:: The request ::
Return the number of lines in which the word "this" appears; add nothing else.

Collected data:
^^^^^^^^
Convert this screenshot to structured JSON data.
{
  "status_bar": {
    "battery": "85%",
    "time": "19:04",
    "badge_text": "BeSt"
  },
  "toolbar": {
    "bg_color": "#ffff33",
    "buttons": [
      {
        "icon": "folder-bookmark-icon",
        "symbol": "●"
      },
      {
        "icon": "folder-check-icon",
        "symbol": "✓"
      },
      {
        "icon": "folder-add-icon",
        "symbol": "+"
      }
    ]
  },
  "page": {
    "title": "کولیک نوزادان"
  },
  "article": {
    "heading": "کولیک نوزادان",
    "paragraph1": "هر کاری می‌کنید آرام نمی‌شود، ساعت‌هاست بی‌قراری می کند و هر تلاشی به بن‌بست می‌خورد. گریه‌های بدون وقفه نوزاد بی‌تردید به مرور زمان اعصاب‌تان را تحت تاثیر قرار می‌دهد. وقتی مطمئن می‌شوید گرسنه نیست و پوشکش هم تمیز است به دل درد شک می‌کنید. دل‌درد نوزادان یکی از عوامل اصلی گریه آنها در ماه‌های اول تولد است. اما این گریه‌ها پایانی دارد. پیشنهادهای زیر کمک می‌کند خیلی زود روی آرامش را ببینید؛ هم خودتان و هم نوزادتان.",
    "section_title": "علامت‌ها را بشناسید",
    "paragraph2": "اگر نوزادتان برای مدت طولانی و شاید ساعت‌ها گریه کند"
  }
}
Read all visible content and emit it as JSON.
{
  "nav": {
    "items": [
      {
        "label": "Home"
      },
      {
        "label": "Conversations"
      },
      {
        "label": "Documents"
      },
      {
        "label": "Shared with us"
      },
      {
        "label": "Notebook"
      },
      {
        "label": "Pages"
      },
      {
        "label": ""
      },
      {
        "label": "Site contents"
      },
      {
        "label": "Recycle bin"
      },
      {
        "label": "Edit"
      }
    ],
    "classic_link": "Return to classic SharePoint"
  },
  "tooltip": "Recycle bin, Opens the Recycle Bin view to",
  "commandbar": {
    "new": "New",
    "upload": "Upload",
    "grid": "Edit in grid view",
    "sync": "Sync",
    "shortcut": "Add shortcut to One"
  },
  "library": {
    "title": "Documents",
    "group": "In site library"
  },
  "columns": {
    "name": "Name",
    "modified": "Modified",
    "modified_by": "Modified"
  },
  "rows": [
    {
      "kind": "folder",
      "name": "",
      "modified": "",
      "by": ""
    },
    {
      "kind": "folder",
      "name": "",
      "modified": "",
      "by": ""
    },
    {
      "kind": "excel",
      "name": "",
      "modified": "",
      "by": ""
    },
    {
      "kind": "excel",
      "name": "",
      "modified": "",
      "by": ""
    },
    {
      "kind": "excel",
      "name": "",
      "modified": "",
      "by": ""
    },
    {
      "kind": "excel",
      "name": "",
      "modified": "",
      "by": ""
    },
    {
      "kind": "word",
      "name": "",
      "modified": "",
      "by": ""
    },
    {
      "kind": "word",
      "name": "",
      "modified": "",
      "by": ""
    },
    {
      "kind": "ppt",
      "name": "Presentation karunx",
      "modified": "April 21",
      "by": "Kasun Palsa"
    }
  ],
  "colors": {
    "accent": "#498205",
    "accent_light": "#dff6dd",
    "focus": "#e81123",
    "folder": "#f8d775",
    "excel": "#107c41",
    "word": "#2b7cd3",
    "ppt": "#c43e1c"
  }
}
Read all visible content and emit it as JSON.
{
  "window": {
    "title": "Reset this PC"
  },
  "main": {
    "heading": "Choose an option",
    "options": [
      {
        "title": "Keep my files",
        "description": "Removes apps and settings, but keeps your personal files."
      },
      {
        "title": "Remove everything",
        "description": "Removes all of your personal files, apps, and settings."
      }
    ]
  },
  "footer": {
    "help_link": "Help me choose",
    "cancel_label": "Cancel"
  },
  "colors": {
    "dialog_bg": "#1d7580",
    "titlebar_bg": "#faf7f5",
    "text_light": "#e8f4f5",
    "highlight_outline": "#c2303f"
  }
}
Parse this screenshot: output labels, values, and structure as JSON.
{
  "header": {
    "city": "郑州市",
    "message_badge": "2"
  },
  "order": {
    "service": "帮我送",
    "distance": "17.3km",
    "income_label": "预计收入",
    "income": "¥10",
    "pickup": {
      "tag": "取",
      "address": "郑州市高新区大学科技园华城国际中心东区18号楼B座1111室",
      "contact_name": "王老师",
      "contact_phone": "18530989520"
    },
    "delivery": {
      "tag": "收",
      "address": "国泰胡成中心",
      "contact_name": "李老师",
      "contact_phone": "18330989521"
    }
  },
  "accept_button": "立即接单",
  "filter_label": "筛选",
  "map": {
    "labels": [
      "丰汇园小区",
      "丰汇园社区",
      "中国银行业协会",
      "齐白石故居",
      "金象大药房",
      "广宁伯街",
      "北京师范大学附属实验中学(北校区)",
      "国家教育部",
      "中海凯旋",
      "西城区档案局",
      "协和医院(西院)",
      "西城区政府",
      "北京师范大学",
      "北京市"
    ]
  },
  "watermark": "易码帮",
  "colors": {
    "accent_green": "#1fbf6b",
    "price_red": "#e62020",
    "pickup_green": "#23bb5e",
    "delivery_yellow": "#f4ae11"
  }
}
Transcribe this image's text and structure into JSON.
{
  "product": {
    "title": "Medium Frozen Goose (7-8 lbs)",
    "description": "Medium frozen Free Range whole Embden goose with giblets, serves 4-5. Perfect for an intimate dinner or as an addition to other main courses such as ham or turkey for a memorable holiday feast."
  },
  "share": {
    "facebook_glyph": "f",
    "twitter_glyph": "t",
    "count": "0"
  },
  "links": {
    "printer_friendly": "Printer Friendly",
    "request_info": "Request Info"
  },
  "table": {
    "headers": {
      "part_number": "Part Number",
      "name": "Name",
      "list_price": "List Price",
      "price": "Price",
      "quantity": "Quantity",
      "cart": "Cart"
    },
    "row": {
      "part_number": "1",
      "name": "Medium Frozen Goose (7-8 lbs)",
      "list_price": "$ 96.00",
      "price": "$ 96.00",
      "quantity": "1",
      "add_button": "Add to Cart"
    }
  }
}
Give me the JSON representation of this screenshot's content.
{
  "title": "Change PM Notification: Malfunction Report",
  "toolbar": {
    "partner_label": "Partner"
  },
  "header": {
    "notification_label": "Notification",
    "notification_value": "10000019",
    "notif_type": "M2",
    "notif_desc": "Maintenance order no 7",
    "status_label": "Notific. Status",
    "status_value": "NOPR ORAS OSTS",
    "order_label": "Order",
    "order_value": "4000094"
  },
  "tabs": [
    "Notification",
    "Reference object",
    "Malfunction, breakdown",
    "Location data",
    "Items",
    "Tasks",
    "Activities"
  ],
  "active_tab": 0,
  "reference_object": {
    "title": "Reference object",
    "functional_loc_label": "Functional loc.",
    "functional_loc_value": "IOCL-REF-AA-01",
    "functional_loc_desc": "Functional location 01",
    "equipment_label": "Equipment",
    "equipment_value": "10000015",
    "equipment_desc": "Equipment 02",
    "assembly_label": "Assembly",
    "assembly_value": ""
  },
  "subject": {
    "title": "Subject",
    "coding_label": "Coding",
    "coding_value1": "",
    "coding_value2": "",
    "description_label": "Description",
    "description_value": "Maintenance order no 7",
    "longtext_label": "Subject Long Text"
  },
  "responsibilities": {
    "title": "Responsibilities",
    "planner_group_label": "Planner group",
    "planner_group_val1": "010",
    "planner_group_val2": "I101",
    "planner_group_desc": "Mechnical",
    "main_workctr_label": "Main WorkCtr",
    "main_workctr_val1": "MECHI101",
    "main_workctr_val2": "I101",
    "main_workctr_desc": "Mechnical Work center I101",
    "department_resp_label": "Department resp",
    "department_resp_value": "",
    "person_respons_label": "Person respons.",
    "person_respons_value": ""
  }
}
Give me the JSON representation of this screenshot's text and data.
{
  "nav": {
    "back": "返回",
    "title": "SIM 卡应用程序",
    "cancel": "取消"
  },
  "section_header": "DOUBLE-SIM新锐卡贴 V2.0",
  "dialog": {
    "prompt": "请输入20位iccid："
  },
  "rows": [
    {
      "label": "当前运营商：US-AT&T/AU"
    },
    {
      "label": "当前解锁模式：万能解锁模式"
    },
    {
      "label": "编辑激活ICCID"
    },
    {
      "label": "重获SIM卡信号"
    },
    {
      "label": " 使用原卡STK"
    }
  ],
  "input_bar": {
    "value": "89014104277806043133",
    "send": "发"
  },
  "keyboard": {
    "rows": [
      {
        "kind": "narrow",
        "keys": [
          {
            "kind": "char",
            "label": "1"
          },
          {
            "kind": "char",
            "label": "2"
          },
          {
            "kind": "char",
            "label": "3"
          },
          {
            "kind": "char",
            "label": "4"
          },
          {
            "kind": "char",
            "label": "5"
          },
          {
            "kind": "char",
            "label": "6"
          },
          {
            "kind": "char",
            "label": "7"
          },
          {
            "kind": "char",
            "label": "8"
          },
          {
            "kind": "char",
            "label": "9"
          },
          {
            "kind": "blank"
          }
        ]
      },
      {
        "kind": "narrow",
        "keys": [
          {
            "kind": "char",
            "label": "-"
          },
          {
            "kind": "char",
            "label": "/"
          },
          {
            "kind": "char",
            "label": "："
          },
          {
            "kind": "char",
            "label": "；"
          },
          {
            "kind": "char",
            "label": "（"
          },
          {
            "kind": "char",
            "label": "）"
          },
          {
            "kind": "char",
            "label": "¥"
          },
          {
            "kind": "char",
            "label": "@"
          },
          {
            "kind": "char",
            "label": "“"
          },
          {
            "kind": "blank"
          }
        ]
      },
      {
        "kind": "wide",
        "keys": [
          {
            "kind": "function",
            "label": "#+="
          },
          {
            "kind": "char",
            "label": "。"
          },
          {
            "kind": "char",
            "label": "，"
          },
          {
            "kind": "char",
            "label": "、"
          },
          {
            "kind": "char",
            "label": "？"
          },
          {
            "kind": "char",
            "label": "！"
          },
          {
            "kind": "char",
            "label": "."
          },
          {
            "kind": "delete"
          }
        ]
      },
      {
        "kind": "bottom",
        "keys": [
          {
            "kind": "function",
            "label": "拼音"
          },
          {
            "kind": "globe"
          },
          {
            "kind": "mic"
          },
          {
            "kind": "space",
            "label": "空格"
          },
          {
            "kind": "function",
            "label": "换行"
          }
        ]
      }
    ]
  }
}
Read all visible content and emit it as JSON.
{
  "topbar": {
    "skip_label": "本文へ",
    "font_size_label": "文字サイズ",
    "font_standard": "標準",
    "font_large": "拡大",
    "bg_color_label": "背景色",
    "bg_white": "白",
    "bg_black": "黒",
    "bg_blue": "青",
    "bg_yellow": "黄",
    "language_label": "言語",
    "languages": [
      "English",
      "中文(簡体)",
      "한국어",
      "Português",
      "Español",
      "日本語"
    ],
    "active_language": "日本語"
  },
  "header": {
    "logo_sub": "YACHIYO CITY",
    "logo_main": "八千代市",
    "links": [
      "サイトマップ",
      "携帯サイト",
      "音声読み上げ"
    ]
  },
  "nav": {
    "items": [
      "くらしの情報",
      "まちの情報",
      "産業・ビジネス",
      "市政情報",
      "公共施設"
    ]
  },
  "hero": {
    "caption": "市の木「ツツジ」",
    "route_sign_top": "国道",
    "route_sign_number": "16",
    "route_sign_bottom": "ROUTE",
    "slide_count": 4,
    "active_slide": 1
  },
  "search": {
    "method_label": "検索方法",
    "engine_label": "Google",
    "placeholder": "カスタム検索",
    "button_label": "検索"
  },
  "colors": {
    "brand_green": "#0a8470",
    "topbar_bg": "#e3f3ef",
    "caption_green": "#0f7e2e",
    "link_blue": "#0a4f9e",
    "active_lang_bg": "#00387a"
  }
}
^^^^^^^^
:: Task answer ::
6